• **Request**:
Restate the records in their entirety, word for word.

## start

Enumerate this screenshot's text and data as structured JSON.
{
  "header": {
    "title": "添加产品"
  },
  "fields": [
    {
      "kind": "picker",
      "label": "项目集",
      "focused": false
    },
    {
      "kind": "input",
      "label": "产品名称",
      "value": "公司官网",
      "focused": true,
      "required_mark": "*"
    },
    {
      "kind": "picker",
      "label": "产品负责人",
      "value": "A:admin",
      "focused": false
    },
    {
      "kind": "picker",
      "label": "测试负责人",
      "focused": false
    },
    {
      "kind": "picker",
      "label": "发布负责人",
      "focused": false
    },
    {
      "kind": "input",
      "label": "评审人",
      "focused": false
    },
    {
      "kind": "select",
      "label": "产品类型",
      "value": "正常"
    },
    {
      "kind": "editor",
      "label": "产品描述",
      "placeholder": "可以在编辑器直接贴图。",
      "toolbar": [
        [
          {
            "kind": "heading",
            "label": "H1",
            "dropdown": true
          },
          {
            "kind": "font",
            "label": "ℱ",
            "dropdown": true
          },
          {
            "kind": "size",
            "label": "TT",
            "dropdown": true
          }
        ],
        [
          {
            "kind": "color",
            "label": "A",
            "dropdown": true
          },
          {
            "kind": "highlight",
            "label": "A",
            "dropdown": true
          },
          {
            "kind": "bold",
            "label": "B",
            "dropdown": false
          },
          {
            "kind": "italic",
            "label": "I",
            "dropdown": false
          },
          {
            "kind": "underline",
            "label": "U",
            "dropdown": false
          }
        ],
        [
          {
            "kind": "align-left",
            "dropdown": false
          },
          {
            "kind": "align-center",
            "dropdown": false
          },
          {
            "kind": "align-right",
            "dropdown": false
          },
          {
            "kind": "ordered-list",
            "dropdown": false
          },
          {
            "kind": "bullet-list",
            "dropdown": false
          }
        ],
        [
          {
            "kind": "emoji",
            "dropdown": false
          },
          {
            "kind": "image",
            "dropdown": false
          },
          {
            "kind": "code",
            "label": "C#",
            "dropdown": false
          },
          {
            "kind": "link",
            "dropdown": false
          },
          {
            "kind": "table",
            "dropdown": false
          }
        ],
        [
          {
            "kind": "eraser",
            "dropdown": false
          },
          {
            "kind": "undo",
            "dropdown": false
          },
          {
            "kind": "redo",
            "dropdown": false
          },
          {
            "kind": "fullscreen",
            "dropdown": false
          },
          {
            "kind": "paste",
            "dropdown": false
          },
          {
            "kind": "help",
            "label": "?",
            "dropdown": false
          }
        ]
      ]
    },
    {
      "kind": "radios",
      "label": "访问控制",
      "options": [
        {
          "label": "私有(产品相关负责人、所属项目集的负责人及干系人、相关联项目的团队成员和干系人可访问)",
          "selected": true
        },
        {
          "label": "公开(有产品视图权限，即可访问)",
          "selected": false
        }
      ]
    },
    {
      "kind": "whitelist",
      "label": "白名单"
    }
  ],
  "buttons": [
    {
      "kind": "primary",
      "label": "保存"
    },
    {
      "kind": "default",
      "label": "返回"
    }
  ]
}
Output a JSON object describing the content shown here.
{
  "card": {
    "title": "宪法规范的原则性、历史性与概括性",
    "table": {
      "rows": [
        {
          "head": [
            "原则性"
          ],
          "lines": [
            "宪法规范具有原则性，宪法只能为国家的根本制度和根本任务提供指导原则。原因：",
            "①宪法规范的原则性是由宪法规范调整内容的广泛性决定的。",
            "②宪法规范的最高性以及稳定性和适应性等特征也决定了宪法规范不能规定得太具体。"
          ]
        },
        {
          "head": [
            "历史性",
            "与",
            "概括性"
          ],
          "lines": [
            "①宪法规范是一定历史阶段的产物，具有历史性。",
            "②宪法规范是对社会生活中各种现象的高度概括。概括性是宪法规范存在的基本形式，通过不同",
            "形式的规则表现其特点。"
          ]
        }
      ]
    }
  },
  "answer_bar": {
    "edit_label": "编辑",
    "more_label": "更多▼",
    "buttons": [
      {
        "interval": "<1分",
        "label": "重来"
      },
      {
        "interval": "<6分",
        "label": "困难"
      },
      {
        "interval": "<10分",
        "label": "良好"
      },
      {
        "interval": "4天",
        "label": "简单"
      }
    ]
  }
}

## end

• **Result**:
Enumerate this screenshot's text and data as structured JSON.
{
  "header": {
    "title": "添加产品"
  },
  "fields": [
    {
      "kind": "picker",
      "label": "项目集",
      "focused": false
    },
    {
      "kind": "input",
      "label": "产品名称",
      "value": "公司官网",
      "focused": true,
      "required_mark": "*"
    },
    {
      "kind": "picker",
      "label": "产品负责人",
      "value": "A:admin",
      "focused": false
    },
    {
      "kind": "picker",
      "label": "测试负责人",
      "focused": false
    },
    {
      "kind": "picker",
      "label": "发布负责人",
      "focused": false
    },
    {
      "kind": "input",
      "label": "评审人",
      "focused": false
    },
    {
      "kind": "select",
      "label": "产品类型",
      "value": "正常"
    },
    {
      "kind": "editor",
      "label": "产品描述",
      "placeholder": "可以在编辑器直接贴图。",
      "toolbar": [
        [
          {
            "kind": "heading",
            "label": "H1",
            "dropdown": true
          },
          {
            "kind": "font",
            "label": "ℱ",
            "dropdown": true
          },
          {
            "kind": "size",
            "label": "TT",
            "dropdown": true
          }
        ],
        [
          {
            "kind": "color",
            "label": "A",
            "dropdown": true
          },
          {
            "kind": "highlight",
            "label": "A",
            "dropdown": true
          },
          {
            "kind": "bold",
            "label": "B",
            "dropdown": false
          },
          {
            "kind": "italic",
            "label": "I",
            "dropdown": false
          },
          {
            "kind": "underline",
            "label": "U",
            "dropdown": false
          }
        ],
        [
          {
            "kind": "align-left",
            "dropdown": false
          },
          {
            "kind": "align-center",
            "dropdown": false
          },
          {
            "kind": "align-right",
            "dropdown": false
          },
          {
            "kind": "ordered-list",
            "dropdown": false
          },
          {
            "kind": "bullet-list",
            "dropdown": false
          }
        ],
        [
          {
            "kind": "emoji",
            "dropdown": false
          },
          {
            "kind": "image",
            "dropdown": false
          },
          {
            "kind": "code",
            "label": "C#",
            "dropdown": false
          },
          {
            "kind": "link",
            "dropdown": false
          },
          {
            "kind": "table",
            "dropdown": false
          }
        ],
        [
          {
            "kind": "eraser",
            "dropdown": false
          },
          {
            "kind": "undo",
            "dropdown": false
          },
          {
            "kind": "redo",
            "dropdown": false
          },
          {
            "kind": "fullscreen",
            "dropdown": false
          },
          {
            "kind": "paste",
            "dropdown": false
          },
          {
            "kind": "help",
            "label": "?",
            "dropdown": false
          }
        ]
      ]
    },
    {
      "kind": "radios",
      "label": "访问控制",
      "options": [
        {
          "label": "私有(产品相关负责人、所属项目集的负责人及干系人、相关联项目的团队成员和干系人可访问)",
          "selected": true
        },
        {
          "label": "公开(有产品视图权限，即可访问)",
          "selected": false
        }
      ]
    },
    {
      "kind": "whitelist",
      "label": "白名单"
    }
  ],
  "buttons": [
    {
      "kind": "primary",
      "label": "保存"
    },
    {
      "kind": "default",
      "label": "返回"
    }
  ]
}
Output a JSON object describing the content shown here.
{
  "card": {
    "title": "宪法规范的原则性、历史性与概括性",
    "table": {
      "rows": [
        {
          "head": [
            "原则性"
          ],
          "lines": [
            "宪法规范具有原则性，宪法只能为国家的根本制度和根本任务提供指导原则。原因：",
            "①宪法规范的原则性是由宪法规范调整内容的广泛性决定的。",
            "②宪法规范的最高性以及稳定性和适应性等特征也决定了宪法规范不能规定得太具体。"
          ]
        },
        {
          "head": [
            "历史性",
            "与",
            "概括性"
          ],
          "lines": [
            "①宪法规范是一定历史阶段的产物，具有历史性。",
            "②宪法规范是对社会生活中各种现象的高度概括。概括性是宪法规范存在的基本形式，通过不同",
            "形式的规则表现其特点。"
          ]
        }
      ]
    }
  },
  "answer_bar": {
    "edit_label": "编辑",
    "more_label": "更多▼",
    "buttons": [
      {
        "interval": "<1分",
        "label": "重来"
      },
      {
        "interval": "<6分",
        "label": "困难"
      },
      {
        "interval": "<10分",
        "label": "良好"
      },
      {
        "interval": "4天",
        "label": "简单"
      }
    ]
  }
}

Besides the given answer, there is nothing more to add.